◆ **WHAT IS BEING ASKED**
Look through the entries below and report how many lines hold the string "припущенные". Only the number is wanted.

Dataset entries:
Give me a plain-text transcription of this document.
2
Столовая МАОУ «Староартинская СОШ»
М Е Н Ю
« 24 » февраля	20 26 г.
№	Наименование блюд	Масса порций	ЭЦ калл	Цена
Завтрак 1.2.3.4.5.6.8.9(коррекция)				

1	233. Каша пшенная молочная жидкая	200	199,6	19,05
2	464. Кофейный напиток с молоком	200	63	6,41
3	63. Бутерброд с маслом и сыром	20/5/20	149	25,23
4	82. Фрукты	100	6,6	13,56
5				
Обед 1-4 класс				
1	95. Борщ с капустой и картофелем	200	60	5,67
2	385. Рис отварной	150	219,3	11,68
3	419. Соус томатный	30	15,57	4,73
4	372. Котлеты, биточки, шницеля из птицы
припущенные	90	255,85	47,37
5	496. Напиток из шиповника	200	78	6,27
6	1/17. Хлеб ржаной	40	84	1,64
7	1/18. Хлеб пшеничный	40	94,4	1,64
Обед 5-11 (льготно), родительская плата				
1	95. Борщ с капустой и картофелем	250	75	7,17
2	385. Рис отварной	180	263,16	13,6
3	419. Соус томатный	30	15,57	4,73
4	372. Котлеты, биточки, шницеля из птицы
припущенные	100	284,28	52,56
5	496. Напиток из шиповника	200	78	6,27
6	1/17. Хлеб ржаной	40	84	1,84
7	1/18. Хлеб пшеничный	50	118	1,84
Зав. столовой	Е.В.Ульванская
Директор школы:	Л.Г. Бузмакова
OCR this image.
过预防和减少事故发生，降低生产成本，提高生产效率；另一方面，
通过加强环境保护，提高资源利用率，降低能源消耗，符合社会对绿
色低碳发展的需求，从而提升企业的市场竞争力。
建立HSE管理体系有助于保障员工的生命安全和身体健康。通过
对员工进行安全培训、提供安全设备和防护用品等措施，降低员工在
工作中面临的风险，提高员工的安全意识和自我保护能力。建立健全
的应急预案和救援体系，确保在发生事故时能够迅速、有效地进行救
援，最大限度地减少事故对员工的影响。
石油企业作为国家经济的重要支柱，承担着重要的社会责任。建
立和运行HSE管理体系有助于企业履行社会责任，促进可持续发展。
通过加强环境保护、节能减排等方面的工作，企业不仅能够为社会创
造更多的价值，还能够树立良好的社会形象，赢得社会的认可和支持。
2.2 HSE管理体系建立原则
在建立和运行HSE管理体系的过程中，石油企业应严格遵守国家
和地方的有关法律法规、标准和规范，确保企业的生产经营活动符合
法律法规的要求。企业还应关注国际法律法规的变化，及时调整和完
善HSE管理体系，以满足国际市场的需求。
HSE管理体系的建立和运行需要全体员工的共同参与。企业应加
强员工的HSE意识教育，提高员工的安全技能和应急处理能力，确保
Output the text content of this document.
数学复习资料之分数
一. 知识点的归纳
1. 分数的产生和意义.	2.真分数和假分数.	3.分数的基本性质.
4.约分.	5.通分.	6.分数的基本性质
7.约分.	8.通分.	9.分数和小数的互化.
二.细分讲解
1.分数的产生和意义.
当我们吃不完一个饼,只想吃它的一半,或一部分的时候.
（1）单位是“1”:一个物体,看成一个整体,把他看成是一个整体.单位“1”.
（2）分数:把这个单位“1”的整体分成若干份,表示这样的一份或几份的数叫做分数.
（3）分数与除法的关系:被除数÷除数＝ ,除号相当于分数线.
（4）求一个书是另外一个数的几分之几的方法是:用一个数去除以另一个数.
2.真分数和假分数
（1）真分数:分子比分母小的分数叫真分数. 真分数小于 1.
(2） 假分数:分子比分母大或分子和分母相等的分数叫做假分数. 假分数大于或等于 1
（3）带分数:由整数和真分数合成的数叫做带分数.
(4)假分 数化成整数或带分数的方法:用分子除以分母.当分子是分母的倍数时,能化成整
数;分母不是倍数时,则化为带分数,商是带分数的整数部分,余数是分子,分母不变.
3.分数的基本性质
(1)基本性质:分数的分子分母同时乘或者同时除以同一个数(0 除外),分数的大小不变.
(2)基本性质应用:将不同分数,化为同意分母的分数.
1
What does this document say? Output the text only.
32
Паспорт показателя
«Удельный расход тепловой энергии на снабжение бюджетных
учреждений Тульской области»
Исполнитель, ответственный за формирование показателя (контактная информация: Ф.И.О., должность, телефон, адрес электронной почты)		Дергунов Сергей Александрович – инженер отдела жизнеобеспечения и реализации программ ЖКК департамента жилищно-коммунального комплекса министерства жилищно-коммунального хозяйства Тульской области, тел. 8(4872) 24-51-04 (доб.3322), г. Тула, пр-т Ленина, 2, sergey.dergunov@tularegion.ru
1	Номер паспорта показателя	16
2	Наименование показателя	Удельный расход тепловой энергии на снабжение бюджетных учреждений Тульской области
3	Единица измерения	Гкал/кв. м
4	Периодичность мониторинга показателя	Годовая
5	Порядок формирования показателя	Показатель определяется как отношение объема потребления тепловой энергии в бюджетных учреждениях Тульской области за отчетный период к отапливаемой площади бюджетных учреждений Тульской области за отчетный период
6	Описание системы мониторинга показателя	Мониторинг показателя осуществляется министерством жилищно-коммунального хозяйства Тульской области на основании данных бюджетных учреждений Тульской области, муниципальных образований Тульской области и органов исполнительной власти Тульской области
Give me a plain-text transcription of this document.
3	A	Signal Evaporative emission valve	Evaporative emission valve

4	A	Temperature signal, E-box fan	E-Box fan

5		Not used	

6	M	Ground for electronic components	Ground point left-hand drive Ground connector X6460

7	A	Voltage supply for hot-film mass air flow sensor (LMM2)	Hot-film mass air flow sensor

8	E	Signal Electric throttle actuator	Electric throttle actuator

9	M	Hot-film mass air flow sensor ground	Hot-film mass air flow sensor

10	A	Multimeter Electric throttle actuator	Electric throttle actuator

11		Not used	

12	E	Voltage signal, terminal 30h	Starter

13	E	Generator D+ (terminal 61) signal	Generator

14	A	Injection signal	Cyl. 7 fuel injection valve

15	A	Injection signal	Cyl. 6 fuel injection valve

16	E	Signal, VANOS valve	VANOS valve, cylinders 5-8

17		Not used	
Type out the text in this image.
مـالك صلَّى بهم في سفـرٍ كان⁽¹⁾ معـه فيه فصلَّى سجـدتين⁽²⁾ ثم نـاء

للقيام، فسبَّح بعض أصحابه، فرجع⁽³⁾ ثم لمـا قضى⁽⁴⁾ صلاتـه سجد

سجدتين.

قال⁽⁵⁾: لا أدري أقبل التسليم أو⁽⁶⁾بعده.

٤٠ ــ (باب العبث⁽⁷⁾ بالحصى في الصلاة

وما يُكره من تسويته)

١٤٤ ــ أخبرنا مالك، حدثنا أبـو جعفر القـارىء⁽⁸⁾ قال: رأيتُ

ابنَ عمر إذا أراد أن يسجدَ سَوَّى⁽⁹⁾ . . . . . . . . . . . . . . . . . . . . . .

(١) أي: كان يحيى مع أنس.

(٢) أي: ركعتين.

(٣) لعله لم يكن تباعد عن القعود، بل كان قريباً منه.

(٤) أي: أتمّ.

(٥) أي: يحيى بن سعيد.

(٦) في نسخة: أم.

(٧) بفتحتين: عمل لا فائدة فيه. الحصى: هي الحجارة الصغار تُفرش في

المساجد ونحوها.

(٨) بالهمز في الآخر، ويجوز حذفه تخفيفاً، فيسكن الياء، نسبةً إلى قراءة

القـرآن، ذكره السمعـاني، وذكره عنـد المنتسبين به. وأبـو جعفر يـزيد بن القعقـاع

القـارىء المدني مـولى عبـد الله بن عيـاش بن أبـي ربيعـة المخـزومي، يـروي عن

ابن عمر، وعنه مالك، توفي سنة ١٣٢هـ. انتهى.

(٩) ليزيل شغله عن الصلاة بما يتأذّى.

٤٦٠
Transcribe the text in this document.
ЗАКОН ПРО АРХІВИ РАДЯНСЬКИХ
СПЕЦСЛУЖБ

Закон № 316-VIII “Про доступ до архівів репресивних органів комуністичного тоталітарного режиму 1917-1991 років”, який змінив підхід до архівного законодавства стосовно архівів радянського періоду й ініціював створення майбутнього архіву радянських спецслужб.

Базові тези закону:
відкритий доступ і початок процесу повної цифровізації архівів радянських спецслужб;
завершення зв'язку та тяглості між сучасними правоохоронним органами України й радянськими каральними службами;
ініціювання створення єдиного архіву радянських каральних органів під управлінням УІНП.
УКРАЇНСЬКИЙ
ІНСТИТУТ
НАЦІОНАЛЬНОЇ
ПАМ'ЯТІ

◆ **COMPLETE RESPONSE**
2